- [Input rows]:
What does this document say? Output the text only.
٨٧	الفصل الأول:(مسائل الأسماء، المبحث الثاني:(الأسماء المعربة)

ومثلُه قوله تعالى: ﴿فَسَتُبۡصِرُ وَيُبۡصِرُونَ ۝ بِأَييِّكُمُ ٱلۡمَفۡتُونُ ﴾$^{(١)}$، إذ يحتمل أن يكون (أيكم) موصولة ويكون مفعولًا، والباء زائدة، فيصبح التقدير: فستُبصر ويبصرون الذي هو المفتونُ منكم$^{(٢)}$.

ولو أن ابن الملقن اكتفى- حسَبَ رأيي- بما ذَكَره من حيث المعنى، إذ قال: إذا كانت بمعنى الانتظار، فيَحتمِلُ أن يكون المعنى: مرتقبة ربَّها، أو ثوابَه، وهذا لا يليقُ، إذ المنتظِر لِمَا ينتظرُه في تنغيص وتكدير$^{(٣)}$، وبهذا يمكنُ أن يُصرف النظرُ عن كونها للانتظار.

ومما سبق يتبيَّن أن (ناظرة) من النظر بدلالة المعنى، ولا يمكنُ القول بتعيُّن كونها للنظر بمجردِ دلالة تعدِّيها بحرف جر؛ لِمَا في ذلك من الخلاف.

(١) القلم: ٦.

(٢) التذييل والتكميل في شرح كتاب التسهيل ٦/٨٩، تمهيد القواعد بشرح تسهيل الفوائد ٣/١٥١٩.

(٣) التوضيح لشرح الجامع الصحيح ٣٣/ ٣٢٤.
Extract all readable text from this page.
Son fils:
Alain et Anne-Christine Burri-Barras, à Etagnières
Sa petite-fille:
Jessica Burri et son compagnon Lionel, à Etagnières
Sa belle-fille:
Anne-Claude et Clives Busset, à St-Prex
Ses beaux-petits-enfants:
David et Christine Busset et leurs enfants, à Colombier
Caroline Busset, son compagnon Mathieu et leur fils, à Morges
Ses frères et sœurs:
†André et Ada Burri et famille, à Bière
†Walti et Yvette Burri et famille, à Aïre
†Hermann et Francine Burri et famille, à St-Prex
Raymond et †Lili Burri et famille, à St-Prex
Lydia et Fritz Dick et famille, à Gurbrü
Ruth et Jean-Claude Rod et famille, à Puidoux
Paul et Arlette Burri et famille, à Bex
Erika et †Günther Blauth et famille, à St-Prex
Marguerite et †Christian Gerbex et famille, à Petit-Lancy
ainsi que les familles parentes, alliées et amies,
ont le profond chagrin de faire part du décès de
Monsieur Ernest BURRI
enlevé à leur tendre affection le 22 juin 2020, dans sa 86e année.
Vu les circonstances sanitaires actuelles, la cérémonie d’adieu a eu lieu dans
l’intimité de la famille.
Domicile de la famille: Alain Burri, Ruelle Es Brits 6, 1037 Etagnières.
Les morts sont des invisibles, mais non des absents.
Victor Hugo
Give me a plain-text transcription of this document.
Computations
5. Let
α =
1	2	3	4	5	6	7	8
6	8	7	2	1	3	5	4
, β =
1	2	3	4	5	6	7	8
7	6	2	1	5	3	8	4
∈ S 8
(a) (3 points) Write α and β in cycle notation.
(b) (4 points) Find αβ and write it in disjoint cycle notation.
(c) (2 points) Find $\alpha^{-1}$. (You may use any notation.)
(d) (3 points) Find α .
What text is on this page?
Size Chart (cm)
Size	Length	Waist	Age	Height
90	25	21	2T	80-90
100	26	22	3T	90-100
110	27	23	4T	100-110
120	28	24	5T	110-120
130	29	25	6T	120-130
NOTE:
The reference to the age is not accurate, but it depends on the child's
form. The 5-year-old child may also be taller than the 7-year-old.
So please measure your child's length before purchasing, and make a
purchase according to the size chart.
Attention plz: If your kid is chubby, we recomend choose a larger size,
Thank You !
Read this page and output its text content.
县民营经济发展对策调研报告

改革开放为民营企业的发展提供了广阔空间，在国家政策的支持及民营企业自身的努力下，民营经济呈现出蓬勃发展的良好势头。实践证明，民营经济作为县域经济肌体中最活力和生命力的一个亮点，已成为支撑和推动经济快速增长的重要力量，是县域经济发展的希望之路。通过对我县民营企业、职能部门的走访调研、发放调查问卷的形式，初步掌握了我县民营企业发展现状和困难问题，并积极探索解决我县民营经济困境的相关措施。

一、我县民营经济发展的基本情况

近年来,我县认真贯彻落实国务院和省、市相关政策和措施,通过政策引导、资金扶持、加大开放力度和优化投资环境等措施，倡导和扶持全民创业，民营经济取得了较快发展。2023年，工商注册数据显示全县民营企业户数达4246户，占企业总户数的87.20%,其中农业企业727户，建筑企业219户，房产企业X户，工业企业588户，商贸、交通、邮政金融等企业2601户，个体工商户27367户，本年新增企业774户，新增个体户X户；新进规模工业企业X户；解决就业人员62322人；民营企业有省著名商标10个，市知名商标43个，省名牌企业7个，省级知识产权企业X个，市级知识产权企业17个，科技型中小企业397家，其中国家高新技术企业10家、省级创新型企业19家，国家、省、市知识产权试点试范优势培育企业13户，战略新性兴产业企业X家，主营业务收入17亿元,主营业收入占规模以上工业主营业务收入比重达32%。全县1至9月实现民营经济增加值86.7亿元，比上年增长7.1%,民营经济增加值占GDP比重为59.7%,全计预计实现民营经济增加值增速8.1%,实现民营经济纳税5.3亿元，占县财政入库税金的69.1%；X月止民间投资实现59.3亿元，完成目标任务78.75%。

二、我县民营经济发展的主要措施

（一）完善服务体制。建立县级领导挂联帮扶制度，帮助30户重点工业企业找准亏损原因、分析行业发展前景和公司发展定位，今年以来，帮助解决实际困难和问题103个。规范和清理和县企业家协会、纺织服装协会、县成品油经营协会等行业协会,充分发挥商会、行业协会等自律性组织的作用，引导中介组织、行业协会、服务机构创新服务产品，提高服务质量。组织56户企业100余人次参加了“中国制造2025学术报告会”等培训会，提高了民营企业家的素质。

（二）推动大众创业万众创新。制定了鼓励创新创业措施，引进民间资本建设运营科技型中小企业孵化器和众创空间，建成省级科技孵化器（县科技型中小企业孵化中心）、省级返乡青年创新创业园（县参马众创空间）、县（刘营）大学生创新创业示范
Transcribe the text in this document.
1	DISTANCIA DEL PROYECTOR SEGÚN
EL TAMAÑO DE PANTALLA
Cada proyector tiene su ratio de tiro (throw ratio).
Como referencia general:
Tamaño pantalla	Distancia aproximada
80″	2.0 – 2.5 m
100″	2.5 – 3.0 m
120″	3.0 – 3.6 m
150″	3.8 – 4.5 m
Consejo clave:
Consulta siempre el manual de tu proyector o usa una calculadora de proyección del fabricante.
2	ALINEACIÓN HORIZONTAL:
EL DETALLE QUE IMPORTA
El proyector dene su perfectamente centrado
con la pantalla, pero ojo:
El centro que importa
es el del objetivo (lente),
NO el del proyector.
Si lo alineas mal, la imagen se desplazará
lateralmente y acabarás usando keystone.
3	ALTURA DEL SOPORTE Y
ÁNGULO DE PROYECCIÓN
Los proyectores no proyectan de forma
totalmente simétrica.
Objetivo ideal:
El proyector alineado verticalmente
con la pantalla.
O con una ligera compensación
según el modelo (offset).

- [Given problem]:
Reproduce the final stretch of the data above: every line from the one holding "Transcribe the text in this document." through the end, inclusive, exactly as written and nothing else.

- [Response to this task]:
Transcribe the text in this document.
1	DISTANCIA DEL PROYECTOR SEGÚN
EL TAMAÑO DE PANTALLA
Cada proyector tiene su ratio de tiro (throw ratio).
Como referencia general:
Tamaño pantalla	Distancia aproximada
80″	2.0 – 2.5 m
100″	2.5 – 3.0 m
120″	3.0 – 3.6 m
150″	3.8 – 4.5 m
Consejo clave:
Consulta siempre el manual de tu proyector o usa una calculadora de proyección del fabricante.
2	ALINEACIÓN HORIZONTAL:
EL DETALLE QUE IMPORTA
El proyector dene su perfectamente centrado
con la pantalla, pero ojo:
El centro que importa
es el del objetivo (lente),
NO el del proyector.
Si lo alineas mal, la imagen se desplazará
lateralmente y acabarás usando keystone.
3	ALTURA DEL SOPORTE Y
ÁNGULO DE PROYECCIÓN
Los proyectores no proyectan de forma
totalmente simétrica.
Objetivo ideal:
El proyector alineado verticalmente
con la pantalla.
O con una ligera compensación
según el modelo (offset).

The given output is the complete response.